--- DATA EXTRACT ---

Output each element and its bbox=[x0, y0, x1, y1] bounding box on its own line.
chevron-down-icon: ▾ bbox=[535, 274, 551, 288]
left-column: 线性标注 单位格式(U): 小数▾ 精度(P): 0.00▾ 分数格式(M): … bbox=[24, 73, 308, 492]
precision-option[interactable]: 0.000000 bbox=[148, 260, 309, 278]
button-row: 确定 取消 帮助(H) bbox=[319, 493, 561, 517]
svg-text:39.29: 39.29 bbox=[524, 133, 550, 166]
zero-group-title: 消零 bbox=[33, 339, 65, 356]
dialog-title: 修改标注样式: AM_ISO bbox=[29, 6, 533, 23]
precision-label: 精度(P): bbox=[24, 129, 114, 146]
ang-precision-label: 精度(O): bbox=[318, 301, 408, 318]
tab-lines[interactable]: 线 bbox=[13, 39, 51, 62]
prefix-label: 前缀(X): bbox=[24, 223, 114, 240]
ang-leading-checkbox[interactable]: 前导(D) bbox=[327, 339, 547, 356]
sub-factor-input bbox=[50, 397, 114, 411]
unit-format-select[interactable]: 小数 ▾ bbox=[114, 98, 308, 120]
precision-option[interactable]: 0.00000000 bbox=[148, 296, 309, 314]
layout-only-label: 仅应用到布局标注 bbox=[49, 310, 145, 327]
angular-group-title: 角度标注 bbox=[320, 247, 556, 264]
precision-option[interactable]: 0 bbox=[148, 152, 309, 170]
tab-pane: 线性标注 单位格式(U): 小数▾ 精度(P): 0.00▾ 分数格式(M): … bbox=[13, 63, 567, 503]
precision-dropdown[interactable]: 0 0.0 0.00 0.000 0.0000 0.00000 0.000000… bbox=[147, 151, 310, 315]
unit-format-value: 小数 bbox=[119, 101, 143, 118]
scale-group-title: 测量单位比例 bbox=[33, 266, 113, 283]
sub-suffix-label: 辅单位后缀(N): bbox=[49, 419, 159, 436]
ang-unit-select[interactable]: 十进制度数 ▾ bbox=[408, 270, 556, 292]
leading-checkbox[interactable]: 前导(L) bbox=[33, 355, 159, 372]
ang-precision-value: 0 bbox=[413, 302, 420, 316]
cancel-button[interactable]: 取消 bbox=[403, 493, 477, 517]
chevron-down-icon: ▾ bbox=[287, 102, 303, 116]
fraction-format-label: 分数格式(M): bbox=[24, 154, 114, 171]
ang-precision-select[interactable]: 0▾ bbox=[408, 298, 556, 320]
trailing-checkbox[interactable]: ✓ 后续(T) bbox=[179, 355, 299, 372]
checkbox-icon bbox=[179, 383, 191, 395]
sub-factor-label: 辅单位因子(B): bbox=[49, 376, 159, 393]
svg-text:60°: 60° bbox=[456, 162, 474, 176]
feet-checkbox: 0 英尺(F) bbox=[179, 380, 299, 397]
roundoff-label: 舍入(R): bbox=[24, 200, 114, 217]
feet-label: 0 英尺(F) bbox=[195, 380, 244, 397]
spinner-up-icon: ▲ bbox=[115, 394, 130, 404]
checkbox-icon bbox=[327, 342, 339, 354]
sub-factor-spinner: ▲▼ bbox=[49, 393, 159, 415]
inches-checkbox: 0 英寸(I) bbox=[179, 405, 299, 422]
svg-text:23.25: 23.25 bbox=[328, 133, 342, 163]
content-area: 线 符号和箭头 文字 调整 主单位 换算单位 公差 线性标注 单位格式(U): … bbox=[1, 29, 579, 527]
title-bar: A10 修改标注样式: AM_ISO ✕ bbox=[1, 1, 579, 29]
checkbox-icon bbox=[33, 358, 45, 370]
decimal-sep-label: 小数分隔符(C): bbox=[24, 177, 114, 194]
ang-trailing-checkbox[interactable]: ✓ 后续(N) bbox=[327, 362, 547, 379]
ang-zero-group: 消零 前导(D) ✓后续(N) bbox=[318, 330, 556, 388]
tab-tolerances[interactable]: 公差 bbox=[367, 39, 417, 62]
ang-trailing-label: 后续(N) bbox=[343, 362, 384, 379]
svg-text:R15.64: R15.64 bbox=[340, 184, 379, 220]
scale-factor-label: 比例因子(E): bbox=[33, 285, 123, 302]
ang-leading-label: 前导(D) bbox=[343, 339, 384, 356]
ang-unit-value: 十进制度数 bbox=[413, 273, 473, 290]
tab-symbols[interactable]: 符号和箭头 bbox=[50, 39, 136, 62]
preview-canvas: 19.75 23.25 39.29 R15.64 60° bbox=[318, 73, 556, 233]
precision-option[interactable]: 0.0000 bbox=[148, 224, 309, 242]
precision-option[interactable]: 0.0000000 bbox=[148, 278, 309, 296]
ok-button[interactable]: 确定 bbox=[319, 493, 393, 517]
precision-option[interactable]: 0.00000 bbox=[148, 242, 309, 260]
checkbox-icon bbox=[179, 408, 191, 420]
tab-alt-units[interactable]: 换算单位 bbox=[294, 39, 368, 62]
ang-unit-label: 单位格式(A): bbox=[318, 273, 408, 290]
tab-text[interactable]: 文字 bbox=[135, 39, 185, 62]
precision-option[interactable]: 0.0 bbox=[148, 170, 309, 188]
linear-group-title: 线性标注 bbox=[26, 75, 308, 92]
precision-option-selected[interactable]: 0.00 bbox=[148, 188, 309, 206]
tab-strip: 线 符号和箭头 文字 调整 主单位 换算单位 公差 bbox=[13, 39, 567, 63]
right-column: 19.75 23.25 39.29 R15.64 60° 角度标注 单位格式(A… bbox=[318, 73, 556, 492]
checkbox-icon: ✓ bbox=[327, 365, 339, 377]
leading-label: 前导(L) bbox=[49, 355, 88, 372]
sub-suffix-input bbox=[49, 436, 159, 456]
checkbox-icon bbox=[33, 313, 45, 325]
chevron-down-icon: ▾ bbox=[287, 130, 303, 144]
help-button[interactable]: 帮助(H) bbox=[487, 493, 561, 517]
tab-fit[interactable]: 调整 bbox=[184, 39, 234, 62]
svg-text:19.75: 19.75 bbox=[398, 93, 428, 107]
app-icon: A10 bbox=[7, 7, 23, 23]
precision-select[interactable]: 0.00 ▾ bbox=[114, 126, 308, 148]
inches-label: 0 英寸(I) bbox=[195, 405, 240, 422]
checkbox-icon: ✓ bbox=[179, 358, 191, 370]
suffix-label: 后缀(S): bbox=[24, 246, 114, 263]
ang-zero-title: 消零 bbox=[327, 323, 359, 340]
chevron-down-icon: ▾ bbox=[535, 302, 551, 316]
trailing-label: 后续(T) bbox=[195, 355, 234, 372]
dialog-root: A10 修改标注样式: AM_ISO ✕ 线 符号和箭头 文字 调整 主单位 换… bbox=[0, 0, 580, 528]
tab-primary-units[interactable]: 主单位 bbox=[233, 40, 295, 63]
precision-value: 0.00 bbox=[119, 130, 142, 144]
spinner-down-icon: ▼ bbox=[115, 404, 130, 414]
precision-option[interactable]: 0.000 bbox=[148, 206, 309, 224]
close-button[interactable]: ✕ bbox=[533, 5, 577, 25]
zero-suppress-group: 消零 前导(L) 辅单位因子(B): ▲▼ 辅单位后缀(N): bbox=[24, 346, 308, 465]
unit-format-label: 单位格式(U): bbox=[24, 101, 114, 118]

---

THE EXERCISE: Copy every item above onto its own line, character for character, with no changes.

THE COMPLETED TASK:
Output each element and its bbox=[x0, y0, x1, y1] bounding box on its own line.
chevron-down-icon: ▾ bbox=[535, 274, 551, 288]
left-column: 线性标注 单位格式(U): 小数▾ 精度(P): 0.00▾ 分数格式(M): … bbox=[24, 73, 308, 492]
precision-option[interactable]: 0.000000 bbox=[148, 260, 309, 278]
button-row: 确定 取消 帮助(H) bbox=[319, 493, 561, 517]
svg-text:39.29: 39.29 bbox=[524, 133, 550, 166]
zero-group-title: 消零 bbox=[33, 339, 65, 356]
dialog-title: 修改标注样式: AM_ISO bbox=[29, 6, 533, 23]
precision-label: 精度(P): bbox=[24, 129, 114, 146]
ang-precision-label: 精度(O): bbox=[318, 301, 408, 318]
tab-lines[interactable]: 线 bbox=[13, 39, 51, 62]
prefix-label: 前缀(X): bbox=[24, 223, 114, 240]
ang-leading-checkbox[interactable]: 前导(D) bbox=[327, 339, 547, 356]
sub-factor-input bbox=[50, 397, 114, 411]
unit-format-select[interactable]: 小数 ▾ bbox=[114, 98, 308, 120]
precision-option[interactable]: 0.00000000 bbox=[148, 296, 309, 314]
layout-only-label: 仅应用到布局标注 bbox=[49, 310, 145, 327]
angular-group-title: 角度标注 bbox=[320, 247, 556, 264]
precision-option[interactable]: 0 bbox=[148, 152, 309, 170]
tab-pane: 线性标注 单位格式(U): 小数▾ 精度(P): 0.00▾ 分数格式(M): … bbox=[13, 63, 567, 503]
precision-dropdown[interactable]: 0 0.0 0.00 0.000 0.0000 0.00000 0.000000… bbox=[147, 151, 310, 315]
unit-format-value: 小数 bbox=[119, 101, 143, 118]
scale-group-title: 测量单位比例 bbox=[33, 266, 113, 283]
sub-suffix-label: 辅单位后缀(N): bbox=[49, 419, 159, 436]
ang-unit-select[interactable]: 十进制度数 ▾ bbox=[408, 270, 556, 292]
leading-checkbox[interactable]: 前导(L) bbox=[33, 355, 159, 372]
ang-precision-value: 0 bbox=[413, 302, 420, 316]
cancel-button[interactable]: 取消 bbox=[403, 493, 477, 517]
chevron-down-icon: ▾ bbox=[287, 102, 303, 116]
fraction-format-label: 分数格式(M): bbox=[24, 154, 114, 171]
ang-precision-select[interactable]: 0▾ bbox=[408, 298, 556, 320]
trailing-checkbox[interactable]: ✓ 后续(T) bbox=[179, 355, 299, 372]
checkbox-icon bbox=[179, 383, 191, 395]
sub-factor-label: 辅单位因子(B): bbox=[49, 376, 159, 393]
svg-text:60°: 60° bbox=[456, 162, 474, 176]
feet-checkbox: 0 英尺(F) bbox=[179, 380, 299, 397]
roundoff-label: 舍入(R): bbox=[24, 200, 114, 217]
feet-label: 0 英尺(F) bbox=[195, 380, 244, 397]
spinner-up-icon: ▲ bbox=[115, 394, 130, 404]
checkbox-icon bbox=[327, 342, 339, 354]
sub-factor-spinner: ▲▼ bbox=[49, 393, 159, 415]
inches-checkbox: 0 英寸(I) bbox=[179, 405, 299, 422]
svg-text:23.25: 23.25 bbox=[328, 133, 342, 163]
content-area: 线 符号和箭头 文字 调整 主单位 换算单位 公差 线性标注 单位格式(U): … bbox=[1, 29, 579, 527]
title-bar: A10 修改标注样式: AM_ISO ✕ bbox=[1, 1, 579, 29]
checkbox-icon bbox=[33, 358, 45, 370]
decimal-sep-label: 小数分隔符(C): bbox=[24, 177, 114, 194]
ang-trailing-checkbox[interactable]: ✓ 后续(N) bbox=[327, 362, 547, 379]
ang-zero-group: 消零 前导(D) ✓后续(N) bbox=[318, 330, 556, 388]
tab-tolerances[interactable]: 公差 bbox=[367, 39, 417, 62]
ang-trailing-label: 后续(N) bbox=[343, 362, 384, 379]
svg-text:R15.64: R15.64 bbox=[340, 184, 379, 220]
scale-factor-label: 比例因子(E): bbox=[33, 285, 123, 302]
ang-leading-label: 前导(D) bbox=[343, 339, 384, 356]
ang-unit-value: 十进制度数 bbox=[413, 273, 473, 290]
tab-symbols[interactable]: 符号和箭头 bbox=[50, 39, 136, 62]
preview-canvas: 19.75 23.25 39.29 R15.64 60° bbox=[318, 73, 556, 233]
precision-option[interactable]: 0.0000 bbox=[148, 224, 309, 242]
precision-option[interactable]: 0.0000000 bbox=[148, 278, 309, 296]
ok-button[interactable]: 确定 bbox=[319, 493, 393, 517]
precision-option[interactable]: 0.00000 bbox=[148, 242, 309, 260]
checkbox-icon bbox=[179, 408, 191, 420]
tab-alt-units[interactable]: 换算单位 bbox=[294, 39, 368, 62]
ang-unit-label: 单位格式(A): bbox=[318, 273, 408, 290]
tab-text[interactable]: 文字 bbox=[135, 39, 185, 62]
precision-option[interactable]: 0.0 bbox=[148, 170, 309, 188]
linear-group-title: 线性标注 bbox=[26, 75, 308, 92]
precision-option-selected[interactable]: 0.00 bbox=[148, 188, 309, 206]
tab-strip: 线 符号和箭头 文字 调整 主单位 换算单位 公差 bbox=[13, 39, 567, 63]
right-column: 19.75 23.25 39.29 R15.64 60° 角度标注 单位格式(A… bbox=[318, 73, 556, 492]
checkbox-icon: ✓ bbox=[327, 365, 339, 377]
leading-label: 前导(L) bbox=[49, 355, 88, 372]
sub-suffix-input bbox=[49, 436, 159, 456]
checkbox-icon bbox=[33, 313, 45, 325]
chevron-down-icon: ▾ bbox=[287, 130, 303, 144]
help-button[interactable]: 帮助(H) bbox=[487, 493, 561, 517]
tab-fit[interactable]: 调整 bbox=[184, 39, 234, 62]
svg-text:19.75: 19.75 bbox=[398, 93, 428, 107]
app-icon: A10 bbox=[7, 7, 23, 23]
precision-select[interactable]: 0.00 ▾ bbox=[114, 126, 308, 148]
inches-label: 0 英寸(I) bbox=[195, 405, 240, 422]
checkbox-icon: ✓ bbox=[179, 358, 191, 370]
suffix-label: 后缀(S): bbox=[24, 246, 114, 263]
ang-zero-title: 消零 bbox=[327, 323, 359, 340]
chevron-down-icon: ▾ bbox=[535, 302, 551, 316]
trailing-label: 后续(T) bbox=[195, 355, 234, 372]
dialog-root: A10 修改标注样式: AM_ISO ✕ 线 符号和箭头 文字 调整 主单位 换… bbox=[0, 0, 580, 528]
tab-primary-units[interactable]: 主单位 bbox=[233, 40, 295, 63]
precision-value: 0.00 bbox=[119, 130, 142, 144]
spinner-down-icon: ▼ bbox=[115, 404, 130, 414]
precision-option[interactable]: 0.000 bbox=[148, 206, 309, 224]
close-button[interactable]: ✕ bbox=[533, 5, 577, 25]
zero-suppress-group: 消零 前导(L) 辅单位因子(B): ▲▼ 辅单位后缀(N): bbox=[24, 346, 308, 465]
unit-format-label: 单位格式(U): bbox=[24, 101, 114, 118]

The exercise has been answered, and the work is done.